▶ [WRITTEN INSTRUCTION]: Without including any pictures, copy each entry below exactly.
-=-=-=-=-
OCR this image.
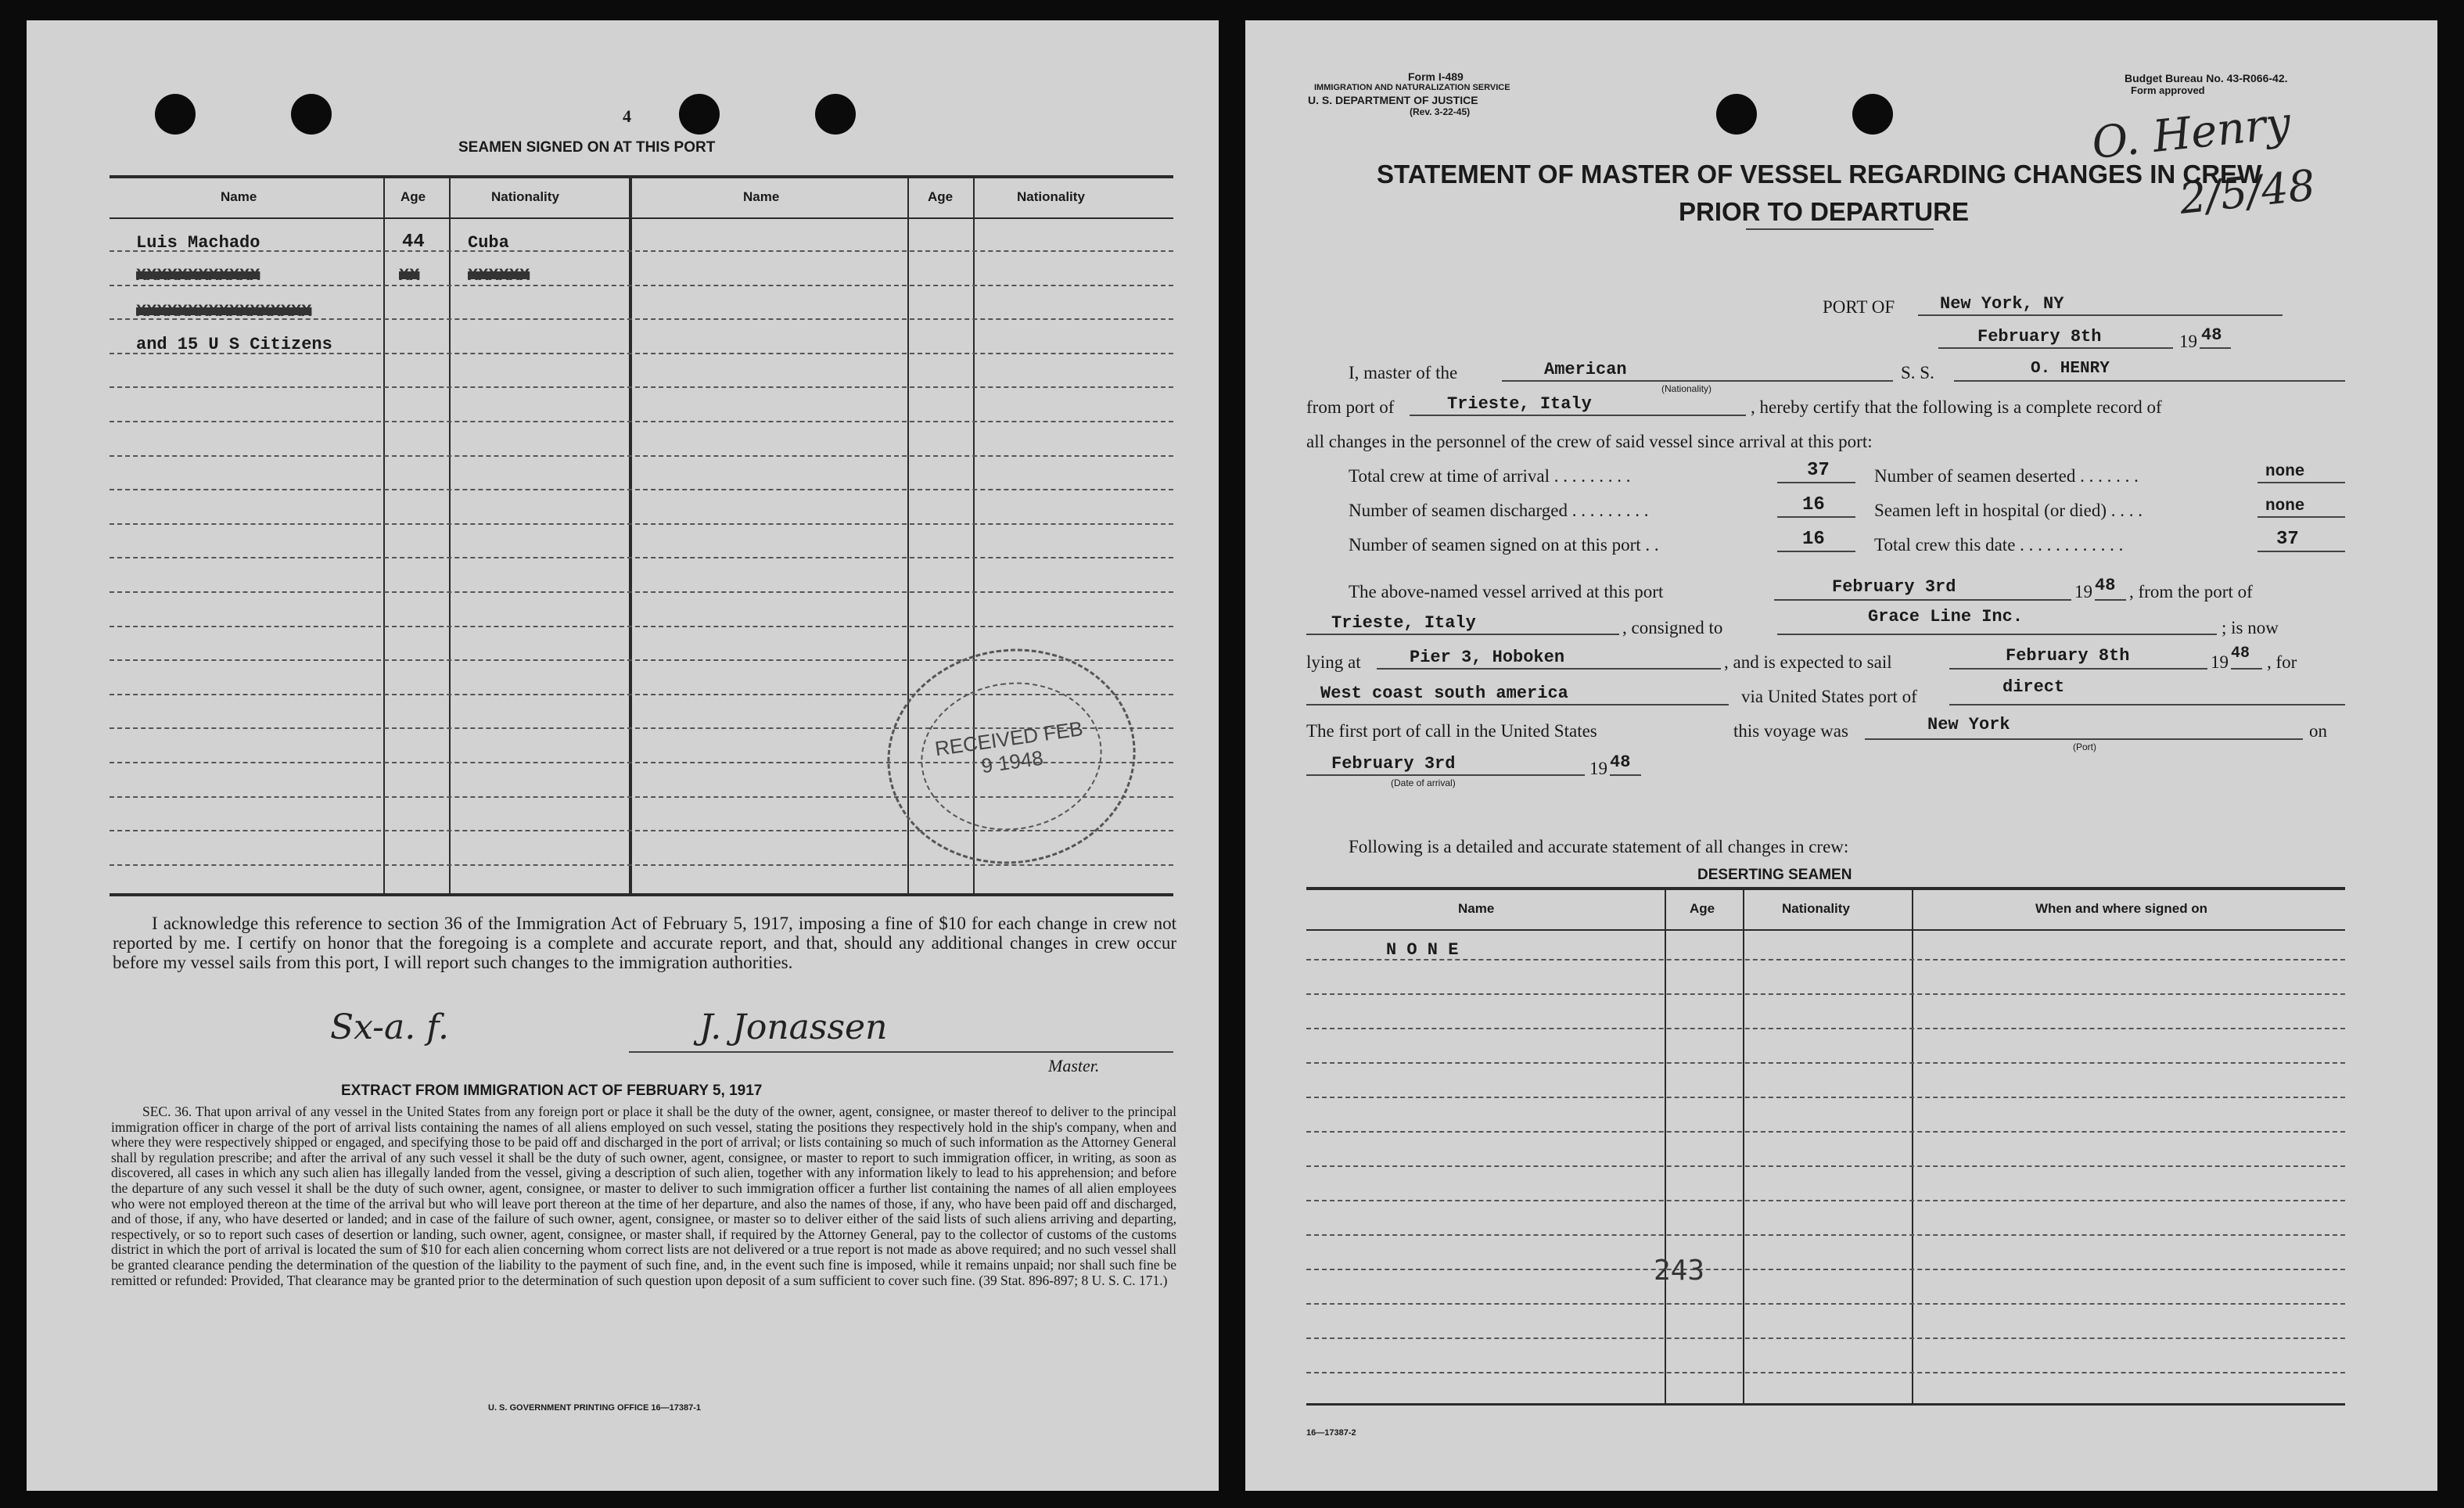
4
SEAMEN SIGNED ON AT THIS PORT
Name	Age	Nationality	Name	Age	Nationality
Luis Machado	44	Cuba
XXXXXXXXXXXX	XX	XXXXXX
XXXXXXXXXXXXXXXXX
and 15 U S Citizens
RECEIVED FEB 9 1948
I acknowledge this reference to section 36 of the Immigration Act of February 5, 1917, imposing a fine of $10 for each change in crew not reported by me. I certify on honor that the foregoing is a complete and accurate report, and that, should any additional changes in crew occur before my vessel sails from this port, I will report such changes to the immigration authorities.
Sx-a. f.	J. Jonassen
Master.
EXTRACT FROM IMMIGRATION ACT OF FEBRUARY 5, 1917
SEC. 36. That upon arrival of any vessel in the United States from any foreign port or place it shall be the duty of the owner, agent, consignee, or master thereof to deliver to the principal immigration officer in charge of the port of arrival lists containing the names of all aliens employed on such vessel, stating the positions they respectively hold in the ship's company, when and where they were respectively shipped or engaged, and specifying those to be paid off and discharged in the port of arrival; or lists containing so much of such information as the Attorney General shall by regulation prescribe; and after the arrival of any such vessel it shall be the duty of such owner, agent, consignee, or master to report to such immigration officer, in writing, as soon as discovered, all cases in which any such alien has illegally landed from the vessel, giving a description of such alien, together with any information likely to lead to his apprehension; and before the departure of any such vessel it shall be the duty of such owner, agent, consignee, or master to deliver to such immigration officer a further list containing the names of all alien employees who were not employed thereon at the time of the arrival but who will leave port thereon at the time of her departure, and also the names of those, if any, who have been paid off and discharged, and of those, if any, who have deserted or landed; and in case of the failure of such owner, agent, consignee, or master so to deliver either of the said lists of such aliens arriving and departing, respectively, or so to report such cases of desertion or landing, such owner, agent, consignee, or master shall, if required by the Attorney General, pay to the collector of customs of the customs district in which the port of arrival is located the sum of $10 for each alien concerning whom correct lists are not delivered or a true report is not made as above required; and no such vessel shall be granted clearance pending the determination of the question of the liability to the payment of such fine, and, in the event such fine is imposed, while it remains unpaid; nor shall such fine be remitted or refunded: Provided, That clearance may be granted prior to the determination of such question upon deposit of a sum sufficient to cover such fine. (39 Stat. 896-897; 8 U. S. C. 171.)
U. S. GOVERNMENT PRINTING OFFICE 16—17387-1
Form I-489
IMMIGRATION AND NATURALIZATION SERVICE
U. S. DEPARTMENT OF JUSTICE
(Rev. 3-22-45)
Budget Bureau No. 43-R066-42.
Form approved
O. Henry
2/5/48
STATEMENT OF MASTER OF VESSEL REGARDING CHANGES IN CREW
PRIOR TO DEPARTURE
PORT OF	New York, NY
February 8th	19 48
I, master of the	American
(Nationality)
S. S.	O. HENRY
from port of	Trieste, Italy	, hereby certify that the following is a complete record of
all changes in the personnel of the crew of said vessel since arrival at this port:
Total crew at time of arrival . . . . . . . . .	37 Number of seamen deserted . . . . . . .	none
Number of seamen discharged . . . . . . . . .	16	Seamen left in hospital (or died) . . . .	none
Number of seamen signed on at this port . .	16	Total crew this date . . . . . . . . . . . .	37
The above-named vessel arrived at this port	February 3rd	19 48 , from the port of
Trieste, Italy	, consigned to
Grace Line Inc.
; is now
lying at	Pier 3, Hoboken	, and is expected to sail	February 8th	19 48 , for
West coast south america	via United States port of	direct
The first port of call in the United States	this voyage was	New York
(Port)
on
February 3rd
(Date of arrival)
19 48
Following is a detailed and accurate statement of all changes in crew:
DESERTING SEAMEN
Name	Age	Nationality	When and where signed on
N O N E
243
16—17387-2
-=-=-=-=-
▶ [EXPECTED OUTPUT]:
OCR this image.
4
SEAMEN SIGNED ON AT THIS PORT
Name	Age	Nationality	Name	Age	Nationality
Luis Machado	44	Cuba
XXXXXXXXXXXX	XX	XXXXXX
XXXXXXXXXXXXXXXXX
and 15 U S Citizens
RECEIVED FEB 9 1948
I acknowledge this reference to section 36 of the Immigration Act of February 5, 1917, imposing a fine of $10 for each change in crew not reported by me. I certify on honor that the foregoing is a complete and accurate report, and that, should any additional changes in crew occur before my vessel sails from this port, I will report such changes to the immigration authorities.
Sx-a. f.	J. Jonassen
Master.
EXTRACT FROM IMMIGRATION ACT OF FEBRUARY 5, 1917
SEC. 36. That upon arrival of any vessel in the United States from any foreign port or place it shall be the duty of the owner, agent, consignee, or master thereof to deliver to the principal immigration officer in charge of the port of arrival lists containing the names of all aliens employed on such vessel, stating the positions they respectively hold in the ship's company, when and where they were respectively shipped or engaged, and specifying those to be paid off and discharged in the port of arrival; or lists containing so much of such information as the Attorney General shall by regulation prescribe; and after the arrival of any such vessel it shall be the duty of such owner, agent, consignee, or master to report to such immigration officer, in writing, as soon as discovered, all cases in which any such alien has illegally landed from the vessel, giving a description of such alien, together with any information likely to lead to his apprehension; and before the departure of any such vessel it shall be the duty of such owner, agent, consignee, or master to deliver to such immigration officer a further list containing the names of all alien employees who were not employed thereon at the time of the arrival but who will leave port thereon at the time of her departure, and also the names of those, if any, who have been paid off and discharged, and of those, if any, who have deserted or landed; and in case of the failure of such owner, agent, consignee, or master so to deliver either of the said lists of such aliens arriving and departing, respectively, or so to report such cases of desertion or landing, such owner, agent, consignee, or master shall, if required by the Attorney General, pay to the collector of customs of the customs district in which the port of arrival is located the sum of $10 for each alien concerning whom correct lists are not delivered or a true report is not made as above required; and no such vessel shall be granted clearance pending the determination of the question of the liability to the payment of such fine, and, in the event such fine is imposed, while it remains unpaid; nor shall such fine be remitted or refunded: Provided, That clearance may be granted prior to the determination of such question upon deposit of a sum sufficient to cover such fine. (39 Stat. 896-897; 8 U. S. C. 171.)
U. S. GOVERNMENT PRINTING OFFICE 16—17387-1
Form I-489
IMMIGRATION AND NATURALIZATION SERVICE
U. S. DEPARTMENT OF JUSTICE
(Rev. 3-22-45)
Budget Bureau No. 43-R066-42.
Form approved
O. Henry
2/5/48
STATEMENT OF MASTER OF VESSEL REGARDING CHANGES IN CREW
PRIOR TO DEPARTURE
PORT OF	New York, NY
February 8th	19 48
I, master of the	American
(Nationality)
S. S.	O. HENRY
from port of	Trieste, Italy	, hereby certify that the following is a complete record of
all changes in the personnel of the crew of said vessel since arrival at this port:
Total crew at time of arrival . . . . . . . . .	37 Number of seamen deserted . . . . . . .	none
Number of seamen discharged . . . . . . . . .	16	Seamen left in hospital (or died) . . . .	none
Number of seamen signed on at this port . .	16	Total crew this date . . . . . . . . . . . .	37
The above-named vessel arrived at this port	February 3rd	19 48 , from the port of
Trieste, Italy	, consigned to
Grace Line Inc.
; is now
lying at	Pier 3, Hoboken	, and is expected to sail	February 8th	19 48 , for
West coast south america	via United States port of	direct
The first port of call in the United States	this voyage was	New York
(Port)
on
February 3rd
(Date of arrival)
19 48
Following is a detailed and accurate statement of all changes in crew:
DESERTING SEAMEN
Name	Age	Nationality	When and where signed on
N O N E
243
16—17387-2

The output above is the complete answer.